### Written task
Everything from the line containing "Convert this document image to plain text." to the last line of the records must be returned verbatim; nothing else belongs in the output.

━━━━━ Exercise inputs ━━━━━

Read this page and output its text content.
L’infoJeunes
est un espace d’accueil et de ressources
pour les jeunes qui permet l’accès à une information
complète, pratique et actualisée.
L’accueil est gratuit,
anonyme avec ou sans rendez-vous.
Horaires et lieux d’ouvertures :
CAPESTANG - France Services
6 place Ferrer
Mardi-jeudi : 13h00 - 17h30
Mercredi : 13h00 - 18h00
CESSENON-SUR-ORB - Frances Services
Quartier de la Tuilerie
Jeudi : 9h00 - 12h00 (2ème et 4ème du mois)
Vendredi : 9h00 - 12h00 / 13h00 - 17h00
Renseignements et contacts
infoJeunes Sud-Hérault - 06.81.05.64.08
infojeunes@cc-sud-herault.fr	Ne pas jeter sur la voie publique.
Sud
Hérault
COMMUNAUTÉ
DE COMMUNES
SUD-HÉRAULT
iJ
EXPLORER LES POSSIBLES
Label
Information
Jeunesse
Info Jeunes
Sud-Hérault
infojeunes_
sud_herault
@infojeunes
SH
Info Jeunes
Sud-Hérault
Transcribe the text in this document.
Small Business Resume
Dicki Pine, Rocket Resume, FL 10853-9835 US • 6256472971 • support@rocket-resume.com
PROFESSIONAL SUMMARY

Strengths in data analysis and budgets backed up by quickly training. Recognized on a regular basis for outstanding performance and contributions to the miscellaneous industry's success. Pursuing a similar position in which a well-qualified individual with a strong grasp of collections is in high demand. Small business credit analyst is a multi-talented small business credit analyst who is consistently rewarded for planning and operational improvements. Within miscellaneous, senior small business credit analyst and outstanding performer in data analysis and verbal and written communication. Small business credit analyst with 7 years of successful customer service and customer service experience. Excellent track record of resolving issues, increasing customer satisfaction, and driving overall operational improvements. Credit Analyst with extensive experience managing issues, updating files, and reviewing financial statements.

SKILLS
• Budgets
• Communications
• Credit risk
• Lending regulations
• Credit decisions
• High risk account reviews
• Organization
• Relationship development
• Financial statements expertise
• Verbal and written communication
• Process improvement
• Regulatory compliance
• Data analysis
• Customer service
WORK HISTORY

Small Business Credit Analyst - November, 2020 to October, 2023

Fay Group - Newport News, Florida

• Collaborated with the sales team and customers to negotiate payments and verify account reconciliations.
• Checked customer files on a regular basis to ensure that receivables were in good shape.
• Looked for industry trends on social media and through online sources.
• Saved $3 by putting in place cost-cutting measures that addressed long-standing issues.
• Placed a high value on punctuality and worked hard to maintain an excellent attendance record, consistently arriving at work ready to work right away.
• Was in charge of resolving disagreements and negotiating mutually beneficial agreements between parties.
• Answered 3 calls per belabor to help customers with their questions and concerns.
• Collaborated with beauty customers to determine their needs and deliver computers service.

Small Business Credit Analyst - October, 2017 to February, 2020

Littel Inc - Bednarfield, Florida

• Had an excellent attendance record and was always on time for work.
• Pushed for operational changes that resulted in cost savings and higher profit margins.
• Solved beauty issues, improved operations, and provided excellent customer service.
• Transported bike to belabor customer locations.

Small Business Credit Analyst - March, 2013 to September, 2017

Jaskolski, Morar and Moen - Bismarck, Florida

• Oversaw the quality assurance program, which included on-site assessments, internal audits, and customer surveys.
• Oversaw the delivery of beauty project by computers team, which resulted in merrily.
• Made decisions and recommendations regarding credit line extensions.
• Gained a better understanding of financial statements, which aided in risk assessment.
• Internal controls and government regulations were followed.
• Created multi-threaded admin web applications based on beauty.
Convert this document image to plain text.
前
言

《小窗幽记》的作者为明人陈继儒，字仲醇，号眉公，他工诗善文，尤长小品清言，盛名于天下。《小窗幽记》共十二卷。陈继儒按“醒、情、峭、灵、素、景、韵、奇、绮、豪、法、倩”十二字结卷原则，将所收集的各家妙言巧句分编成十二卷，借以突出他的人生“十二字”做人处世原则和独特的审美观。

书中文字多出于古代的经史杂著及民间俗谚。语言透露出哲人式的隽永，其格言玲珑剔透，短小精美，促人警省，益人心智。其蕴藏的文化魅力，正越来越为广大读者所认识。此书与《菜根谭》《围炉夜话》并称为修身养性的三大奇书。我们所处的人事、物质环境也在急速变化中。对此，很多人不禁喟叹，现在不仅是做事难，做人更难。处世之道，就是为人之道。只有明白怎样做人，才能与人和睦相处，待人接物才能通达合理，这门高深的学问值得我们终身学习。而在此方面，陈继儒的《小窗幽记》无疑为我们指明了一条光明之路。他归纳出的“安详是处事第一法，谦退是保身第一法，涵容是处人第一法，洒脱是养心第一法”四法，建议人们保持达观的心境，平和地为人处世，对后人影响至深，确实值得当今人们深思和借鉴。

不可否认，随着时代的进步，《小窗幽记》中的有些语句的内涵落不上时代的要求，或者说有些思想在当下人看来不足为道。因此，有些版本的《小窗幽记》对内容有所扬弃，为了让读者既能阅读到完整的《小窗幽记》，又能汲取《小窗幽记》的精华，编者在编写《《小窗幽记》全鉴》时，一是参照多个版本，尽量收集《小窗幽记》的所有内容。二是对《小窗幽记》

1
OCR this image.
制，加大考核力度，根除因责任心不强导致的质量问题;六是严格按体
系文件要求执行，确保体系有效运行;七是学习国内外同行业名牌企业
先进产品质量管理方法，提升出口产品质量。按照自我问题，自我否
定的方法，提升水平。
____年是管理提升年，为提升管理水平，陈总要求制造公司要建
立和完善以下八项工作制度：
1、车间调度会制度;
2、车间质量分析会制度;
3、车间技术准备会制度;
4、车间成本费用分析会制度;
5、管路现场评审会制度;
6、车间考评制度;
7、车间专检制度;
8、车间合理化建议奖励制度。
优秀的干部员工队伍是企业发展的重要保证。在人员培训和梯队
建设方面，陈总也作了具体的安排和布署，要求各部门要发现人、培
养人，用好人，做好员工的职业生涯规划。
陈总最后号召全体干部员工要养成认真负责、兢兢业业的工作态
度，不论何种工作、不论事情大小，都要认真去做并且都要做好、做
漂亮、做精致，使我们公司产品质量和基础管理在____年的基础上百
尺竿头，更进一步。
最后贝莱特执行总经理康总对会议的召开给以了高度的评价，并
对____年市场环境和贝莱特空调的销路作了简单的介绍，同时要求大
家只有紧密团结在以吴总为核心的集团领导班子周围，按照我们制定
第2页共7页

━━━━━

### Right answer
Convert this document image to plain text.
前
言

《小窗幽记》的作者为明人陈继儒，字仲醇，号眉公，他工诗善文，尤长小品清言，盛名于天下。《小窗幽记》共十二卷。陈继儒按“醒、情、峭、灵、素、景、韵、奇、绮、豪、法、倩”十二字结卷原则，将所收集的各家妙言巧句分编成十二卷，借以突出他的人生“十二字”做人处世原则和独特的审美观。

书中文字多出于古代的经史杂著及民间俗谚。语言透露出哲人式的隽永，其格言玲珑剔透，短小精美，促人警省，益人心智。其蕴藏的文化魅力，正越来越为广大读者所认识。此书与《菜根谭》《围炉夜话》并称为修身养性的三大奇书。我们所处的人事、物质环境也在急速变化中。对此，很多人不禁喟叹，现在不仅是做事难，做人更难。处世之道，就是为人之道。只有明白怎样做人，才能与人和睦相处，待人接物才能通达合理，这门高深的学问值得我们终身学习。而在此方面，陈继儒的《小窗幽记》无疑为我们指明了一条光明之路。他归纳出的“安详是处事第一法，谦退是保身第一法，涵容是处人第一法，洒脱是养心第一法”四法，建议人们保持达观的心境，平和地为人处世，对后人影响至深，确实值得当今人们深思和借鉴。

不可否认，随着时代的进步，《小窗幽记》中的有些语句的内涵落不上时代的要求，或者说有些思想在当下人看来不足为道。因此，有些版本的《小窗幽记》对内容有所扬弃，为了让读者既能阅读到完整的《小窗幽记》，又能汲取《小窗幽记》的精华，编者在编写《《小窗幽记》全鉴》时，一是参照多个版本，尽量收集《小窗幽记》的所有内容。二是对《小窗幽记》

1
OCR this image.
制，加大考核力度，根除因责任心不强导致的质量问题;六是严格按体
系文件要求执行，确保体系有效运行;七是学习国内外同行业名牌企业
先进产品质量管理方法，提升出口产品质量。按照自我问题，自我否
定的方法，提升水平。
____年是管理提升年，为提升管理水平，陈总要求制造公司要建
立和完善以下八项工作制度：
1、车间调度会制度;
2、车间质量分析会制度;
3、车间技术准备会制度;
4、车间成本费用分析会制度;
5、管路现场评审会制度;
6、车间考评制度;
7、车间专检制度;
8、车间合理化建议奖励制度。
优秀的干部员工队伍是企业发展的重要保证。在人员培训和梯队
建设方面，陈总也作了具体的安排和布署，要求各部门要发现人、培
养人，用好人，做好员工的职业生涯规划。
陈总最后号召全体干部员工要养成认真负责、兢兢业业的工作态
度，不论何种工作、不论事情大小，都要认真去做并且都要做好、做
漂亮、做精致，使我们公司产品质量和基础管理在____年的基础上百
尺竿头，更进一步。
最后贝莱特执行总经理康总对会议的召开给以了高度的评价，并
对____年市场环境和贝莱特空调的销路作了简单的介绍，同时要求大
家只有紧密团结在以吴总为核心的集团领导班子周围，按照我们制定
第2页共7页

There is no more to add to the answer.